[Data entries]
▽

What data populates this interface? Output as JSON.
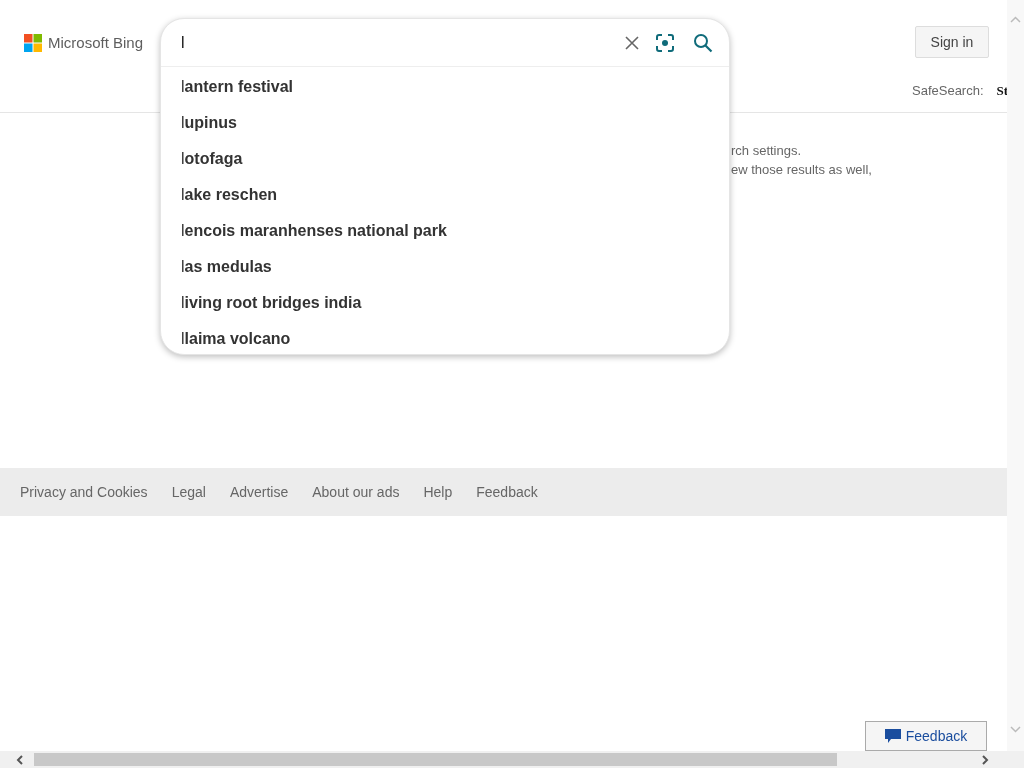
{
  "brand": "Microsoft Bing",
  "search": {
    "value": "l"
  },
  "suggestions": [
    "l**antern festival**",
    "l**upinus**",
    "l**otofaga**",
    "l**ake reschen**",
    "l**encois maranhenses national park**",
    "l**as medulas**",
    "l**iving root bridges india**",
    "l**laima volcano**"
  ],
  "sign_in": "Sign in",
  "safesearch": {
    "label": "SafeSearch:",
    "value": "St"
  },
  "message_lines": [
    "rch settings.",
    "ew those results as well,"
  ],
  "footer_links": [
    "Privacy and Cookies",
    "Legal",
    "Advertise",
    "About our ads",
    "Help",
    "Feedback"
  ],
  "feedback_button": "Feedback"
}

△
▽

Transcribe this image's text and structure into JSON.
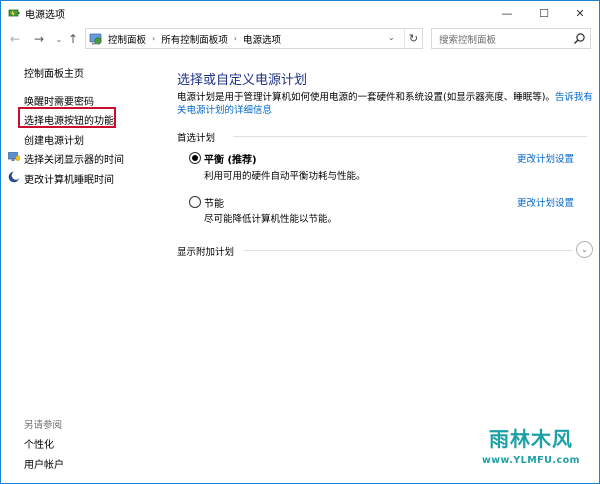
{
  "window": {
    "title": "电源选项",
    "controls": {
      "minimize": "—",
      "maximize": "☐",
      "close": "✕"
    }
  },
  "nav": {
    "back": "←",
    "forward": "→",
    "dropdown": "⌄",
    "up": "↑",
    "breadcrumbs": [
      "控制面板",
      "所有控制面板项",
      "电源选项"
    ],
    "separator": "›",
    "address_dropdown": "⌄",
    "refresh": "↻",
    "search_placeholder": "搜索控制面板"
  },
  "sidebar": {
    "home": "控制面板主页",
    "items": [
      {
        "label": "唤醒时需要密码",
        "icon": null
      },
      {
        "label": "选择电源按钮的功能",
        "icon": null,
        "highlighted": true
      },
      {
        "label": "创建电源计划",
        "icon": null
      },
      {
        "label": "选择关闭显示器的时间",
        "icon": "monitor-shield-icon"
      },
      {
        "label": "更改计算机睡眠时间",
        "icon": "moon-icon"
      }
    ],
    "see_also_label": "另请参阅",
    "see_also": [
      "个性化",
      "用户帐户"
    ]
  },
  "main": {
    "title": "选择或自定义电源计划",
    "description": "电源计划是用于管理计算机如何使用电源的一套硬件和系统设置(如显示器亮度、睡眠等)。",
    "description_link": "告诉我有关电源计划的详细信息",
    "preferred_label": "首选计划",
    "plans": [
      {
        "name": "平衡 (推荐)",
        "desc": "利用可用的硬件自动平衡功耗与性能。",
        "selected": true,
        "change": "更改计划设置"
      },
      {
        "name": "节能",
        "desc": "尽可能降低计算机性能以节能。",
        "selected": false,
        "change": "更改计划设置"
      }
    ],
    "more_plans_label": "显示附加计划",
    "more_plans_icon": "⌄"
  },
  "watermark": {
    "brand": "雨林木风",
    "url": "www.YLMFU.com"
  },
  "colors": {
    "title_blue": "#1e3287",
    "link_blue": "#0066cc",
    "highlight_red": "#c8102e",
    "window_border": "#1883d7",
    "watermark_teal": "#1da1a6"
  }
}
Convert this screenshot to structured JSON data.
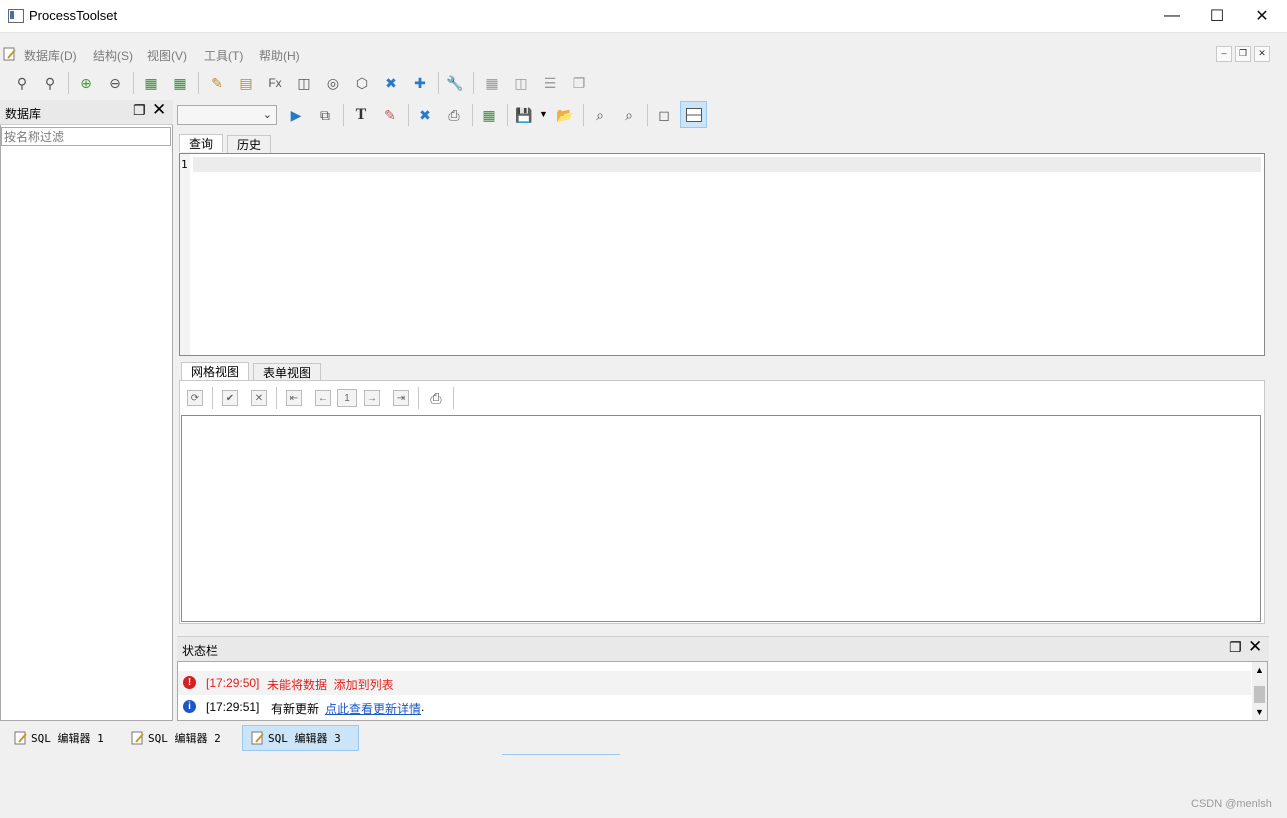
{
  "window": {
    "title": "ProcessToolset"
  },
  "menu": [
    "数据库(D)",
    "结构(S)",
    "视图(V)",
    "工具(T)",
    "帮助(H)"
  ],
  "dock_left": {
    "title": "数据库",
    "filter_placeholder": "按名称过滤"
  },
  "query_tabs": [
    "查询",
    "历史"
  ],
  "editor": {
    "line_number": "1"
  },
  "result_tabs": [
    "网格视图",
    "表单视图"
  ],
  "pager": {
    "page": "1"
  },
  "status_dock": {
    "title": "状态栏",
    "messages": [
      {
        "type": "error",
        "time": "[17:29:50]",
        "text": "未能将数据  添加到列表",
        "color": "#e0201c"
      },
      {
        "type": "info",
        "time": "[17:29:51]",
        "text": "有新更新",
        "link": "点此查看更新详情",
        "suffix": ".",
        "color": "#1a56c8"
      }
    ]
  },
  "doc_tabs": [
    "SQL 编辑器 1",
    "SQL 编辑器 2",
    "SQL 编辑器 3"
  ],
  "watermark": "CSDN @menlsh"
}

△
▽

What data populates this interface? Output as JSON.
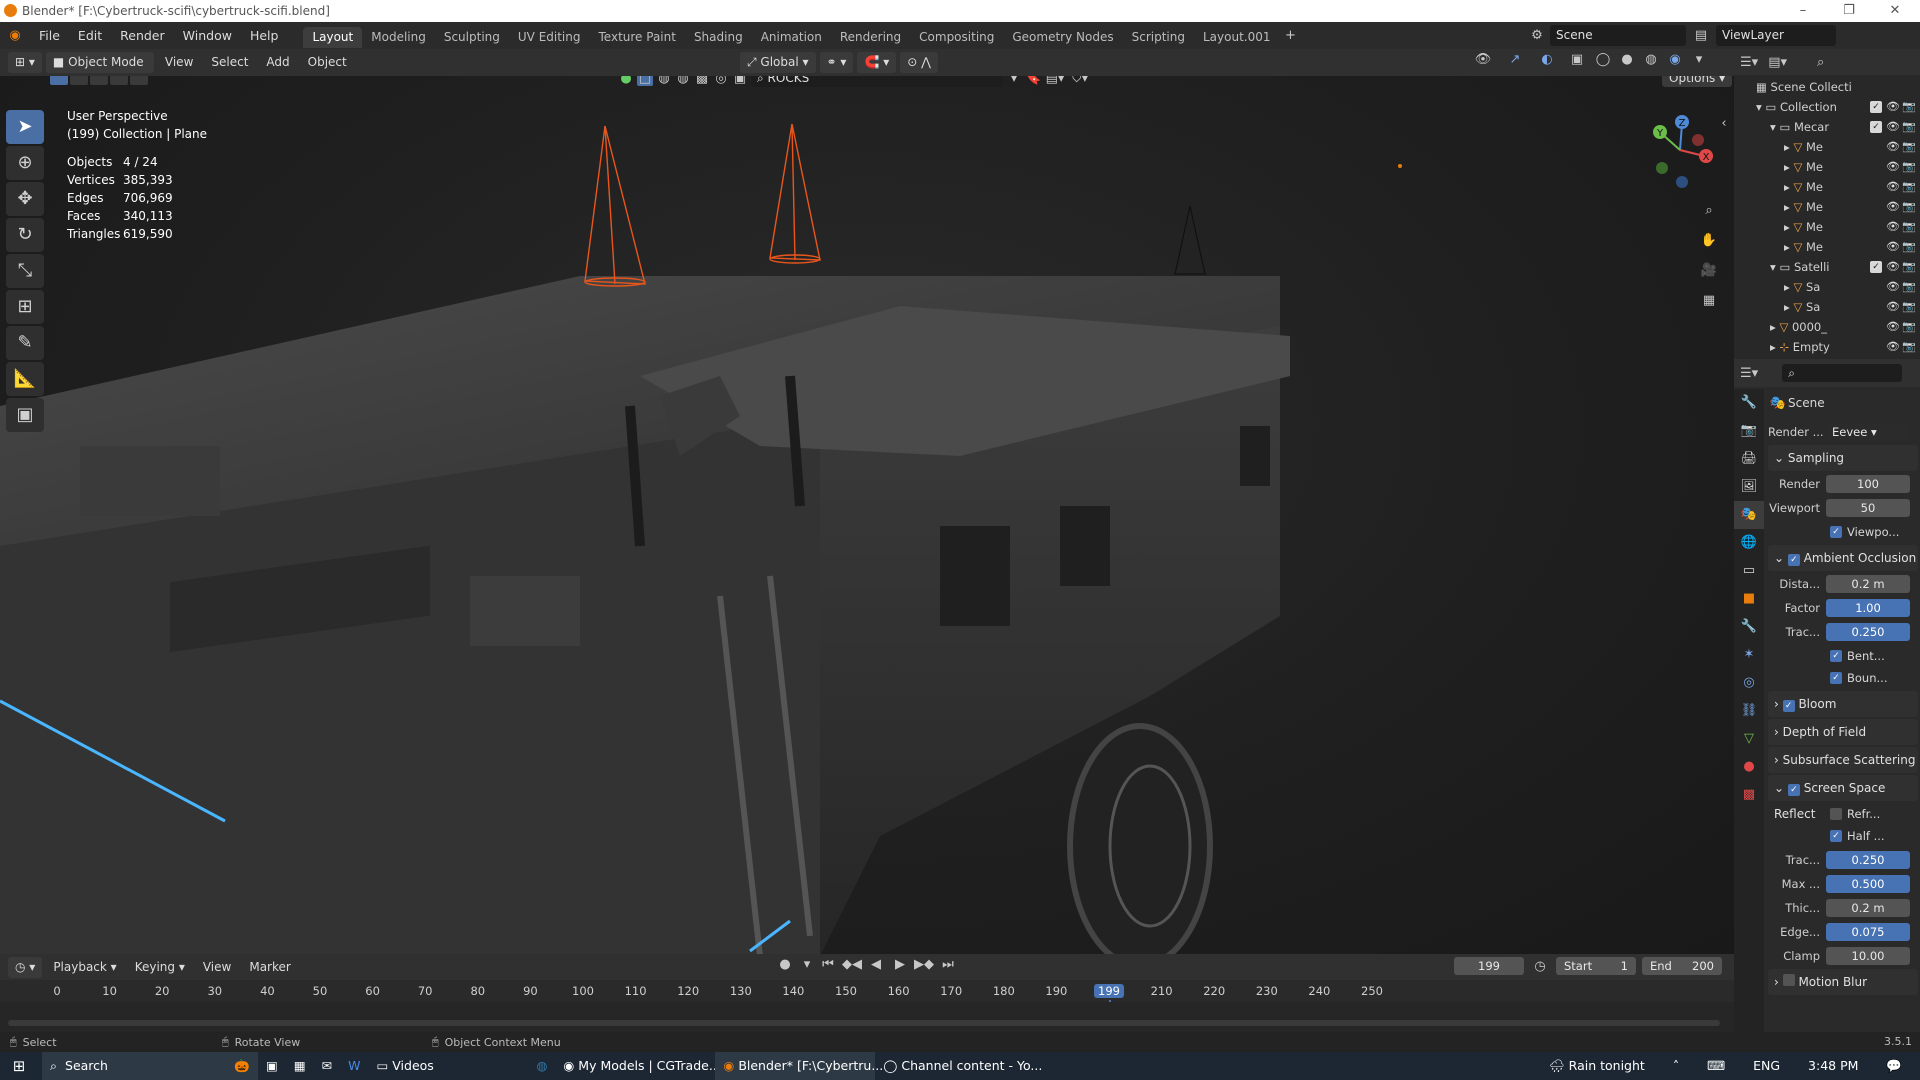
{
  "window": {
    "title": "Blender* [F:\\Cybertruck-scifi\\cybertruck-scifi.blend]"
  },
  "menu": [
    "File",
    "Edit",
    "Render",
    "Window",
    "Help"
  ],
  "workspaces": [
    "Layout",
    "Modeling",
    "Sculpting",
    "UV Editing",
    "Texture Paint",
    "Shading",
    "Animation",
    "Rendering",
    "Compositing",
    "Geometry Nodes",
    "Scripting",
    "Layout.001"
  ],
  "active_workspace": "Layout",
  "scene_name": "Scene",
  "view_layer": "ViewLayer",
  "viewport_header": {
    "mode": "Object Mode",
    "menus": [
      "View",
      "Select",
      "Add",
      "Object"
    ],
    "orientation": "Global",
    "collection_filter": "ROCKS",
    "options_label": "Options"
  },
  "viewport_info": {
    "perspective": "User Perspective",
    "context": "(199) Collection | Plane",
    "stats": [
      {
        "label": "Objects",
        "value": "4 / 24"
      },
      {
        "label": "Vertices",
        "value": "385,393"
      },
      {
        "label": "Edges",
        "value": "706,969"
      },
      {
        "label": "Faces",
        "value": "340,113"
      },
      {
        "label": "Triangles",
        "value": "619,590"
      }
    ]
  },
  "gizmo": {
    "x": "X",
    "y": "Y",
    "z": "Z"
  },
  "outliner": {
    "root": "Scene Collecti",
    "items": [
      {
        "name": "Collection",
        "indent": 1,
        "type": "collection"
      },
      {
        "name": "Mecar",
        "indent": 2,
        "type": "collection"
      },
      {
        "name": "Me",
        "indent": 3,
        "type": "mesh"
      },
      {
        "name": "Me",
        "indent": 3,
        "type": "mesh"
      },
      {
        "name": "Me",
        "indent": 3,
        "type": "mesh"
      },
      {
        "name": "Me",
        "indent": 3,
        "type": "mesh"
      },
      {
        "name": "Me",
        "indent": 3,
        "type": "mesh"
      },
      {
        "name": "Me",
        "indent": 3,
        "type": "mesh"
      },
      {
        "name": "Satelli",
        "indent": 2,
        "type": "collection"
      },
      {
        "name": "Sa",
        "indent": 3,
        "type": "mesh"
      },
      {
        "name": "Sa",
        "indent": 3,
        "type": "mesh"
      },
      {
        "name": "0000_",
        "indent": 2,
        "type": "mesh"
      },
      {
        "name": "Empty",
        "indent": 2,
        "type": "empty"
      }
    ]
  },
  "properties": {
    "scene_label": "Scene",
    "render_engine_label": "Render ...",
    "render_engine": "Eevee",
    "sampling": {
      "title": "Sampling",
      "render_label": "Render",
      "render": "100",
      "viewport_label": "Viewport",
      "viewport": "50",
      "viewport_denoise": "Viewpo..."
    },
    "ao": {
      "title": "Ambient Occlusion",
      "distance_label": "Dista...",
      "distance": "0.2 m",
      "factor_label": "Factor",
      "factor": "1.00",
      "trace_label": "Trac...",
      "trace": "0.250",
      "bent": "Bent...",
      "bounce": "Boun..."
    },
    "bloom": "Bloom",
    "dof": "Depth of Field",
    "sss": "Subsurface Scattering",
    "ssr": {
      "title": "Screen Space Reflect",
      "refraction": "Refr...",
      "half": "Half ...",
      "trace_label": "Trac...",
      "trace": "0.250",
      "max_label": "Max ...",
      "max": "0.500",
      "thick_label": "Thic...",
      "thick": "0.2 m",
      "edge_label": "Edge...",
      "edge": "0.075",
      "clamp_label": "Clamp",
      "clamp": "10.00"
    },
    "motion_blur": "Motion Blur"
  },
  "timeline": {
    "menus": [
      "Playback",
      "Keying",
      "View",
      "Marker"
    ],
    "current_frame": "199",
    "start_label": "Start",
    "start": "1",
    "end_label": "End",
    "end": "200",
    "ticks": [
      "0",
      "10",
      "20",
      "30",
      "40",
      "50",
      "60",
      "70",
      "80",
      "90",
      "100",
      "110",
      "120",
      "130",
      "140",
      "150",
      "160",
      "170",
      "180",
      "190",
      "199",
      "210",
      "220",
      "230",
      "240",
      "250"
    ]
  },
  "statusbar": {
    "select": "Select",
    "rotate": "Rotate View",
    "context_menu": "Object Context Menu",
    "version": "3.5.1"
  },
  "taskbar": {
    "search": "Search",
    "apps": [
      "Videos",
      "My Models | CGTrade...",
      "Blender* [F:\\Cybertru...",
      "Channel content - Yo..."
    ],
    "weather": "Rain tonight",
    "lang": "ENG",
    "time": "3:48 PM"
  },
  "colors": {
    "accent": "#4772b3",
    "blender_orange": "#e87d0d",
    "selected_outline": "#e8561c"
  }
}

△

Goal: Copy, from the material, each line that holds the string "Feedback".

Task answer:
    "Feedback"
  "feedback_button": "Feedback"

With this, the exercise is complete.